» What the task asks
List all the lines in these records that hold "narudžba".
====== Data shown ======
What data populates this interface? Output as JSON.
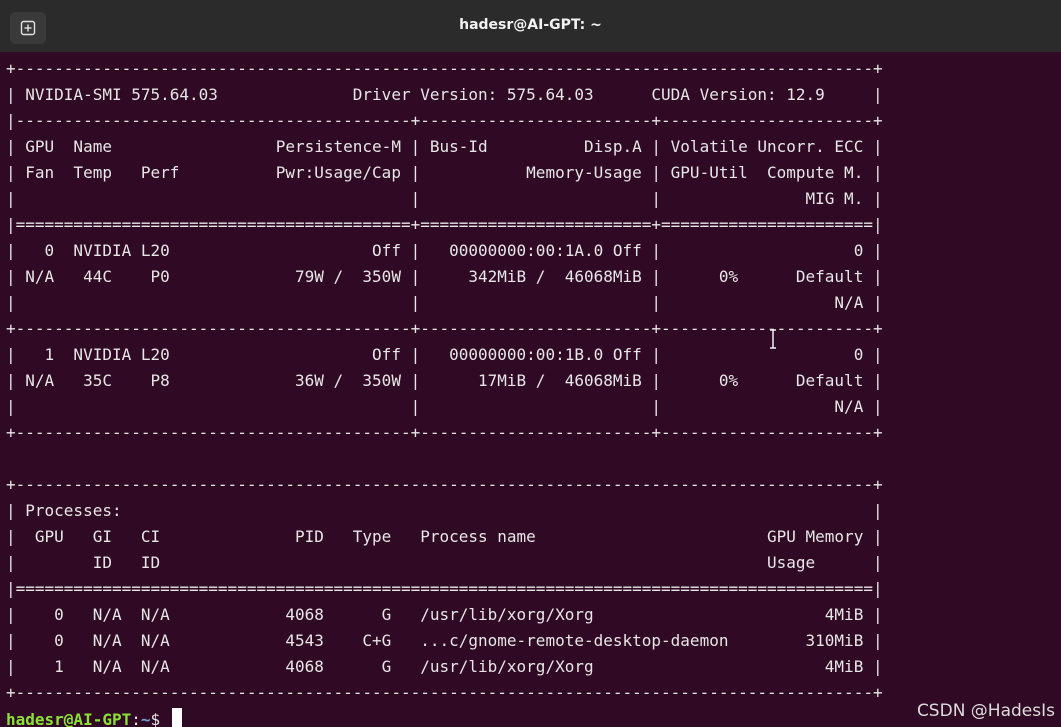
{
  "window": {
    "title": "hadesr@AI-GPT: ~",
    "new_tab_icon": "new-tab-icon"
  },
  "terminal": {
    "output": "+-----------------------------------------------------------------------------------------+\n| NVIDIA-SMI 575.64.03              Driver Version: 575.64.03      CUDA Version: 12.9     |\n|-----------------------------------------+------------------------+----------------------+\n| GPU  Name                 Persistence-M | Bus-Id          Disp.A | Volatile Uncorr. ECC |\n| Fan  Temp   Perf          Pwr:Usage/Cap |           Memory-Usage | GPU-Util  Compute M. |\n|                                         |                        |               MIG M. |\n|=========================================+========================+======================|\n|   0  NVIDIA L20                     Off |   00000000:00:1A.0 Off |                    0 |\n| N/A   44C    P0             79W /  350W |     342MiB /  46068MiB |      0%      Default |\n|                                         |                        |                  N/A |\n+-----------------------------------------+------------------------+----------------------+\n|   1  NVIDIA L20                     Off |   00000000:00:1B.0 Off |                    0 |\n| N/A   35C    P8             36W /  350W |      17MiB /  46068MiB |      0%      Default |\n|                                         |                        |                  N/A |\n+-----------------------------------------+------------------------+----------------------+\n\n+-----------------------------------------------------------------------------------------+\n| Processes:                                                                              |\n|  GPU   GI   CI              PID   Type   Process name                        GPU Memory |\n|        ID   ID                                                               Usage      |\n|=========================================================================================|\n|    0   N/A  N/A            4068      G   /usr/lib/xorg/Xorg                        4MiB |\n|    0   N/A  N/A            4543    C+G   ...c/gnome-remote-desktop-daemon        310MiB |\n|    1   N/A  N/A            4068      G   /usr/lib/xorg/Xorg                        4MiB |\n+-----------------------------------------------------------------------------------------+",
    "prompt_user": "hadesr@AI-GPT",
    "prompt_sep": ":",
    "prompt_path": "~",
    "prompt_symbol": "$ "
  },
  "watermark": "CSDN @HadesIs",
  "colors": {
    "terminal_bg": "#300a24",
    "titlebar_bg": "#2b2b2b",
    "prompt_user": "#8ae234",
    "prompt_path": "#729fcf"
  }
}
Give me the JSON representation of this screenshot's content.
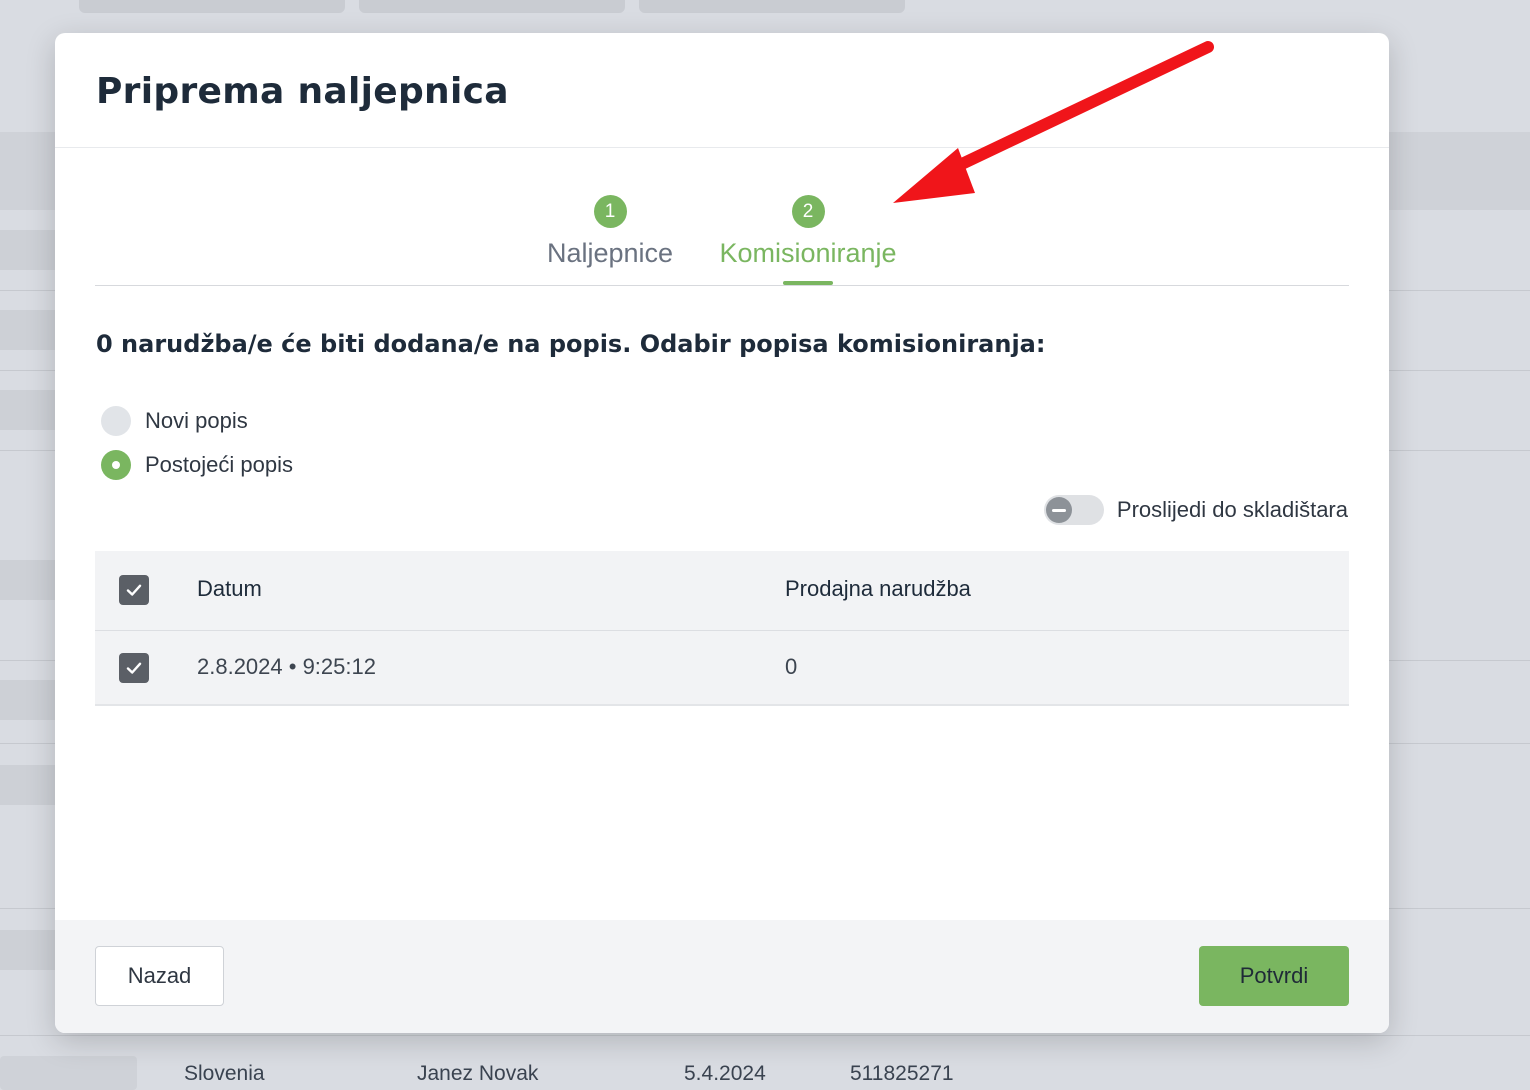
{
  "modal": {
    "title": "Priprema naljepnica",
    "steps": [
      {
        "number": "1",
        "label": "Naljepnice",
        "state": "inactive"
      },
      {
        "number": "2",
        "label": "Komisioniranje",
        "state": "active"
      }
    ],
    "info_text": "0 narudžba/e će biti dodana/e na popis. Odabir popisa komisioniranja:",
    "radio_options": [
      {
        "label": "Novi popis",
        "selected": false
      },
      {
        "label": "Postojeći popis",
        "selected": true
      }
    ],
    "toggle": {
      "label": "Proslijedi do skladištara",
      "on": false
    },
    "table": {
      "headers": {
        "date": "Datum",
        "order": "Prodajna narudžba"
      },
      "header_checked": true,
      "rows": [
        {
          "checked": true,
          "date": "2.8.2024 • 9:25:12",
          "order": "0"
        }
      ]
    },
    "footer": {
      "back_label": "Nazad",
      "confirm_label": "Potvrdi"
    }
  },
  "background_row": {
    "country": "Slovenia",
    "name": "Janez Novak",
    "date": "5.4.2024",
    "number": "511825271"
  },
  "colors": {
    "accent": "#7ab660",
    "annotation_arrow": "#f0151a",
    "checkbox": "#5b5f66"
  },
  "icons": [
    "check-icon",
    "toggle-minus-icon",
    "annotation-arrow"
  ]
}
======
» Result
    "info_text": "0 narudžba/e će biti dodana/e na popis. Odabir popisa komisioniranja:",
        "order": "Prodajna narudžba"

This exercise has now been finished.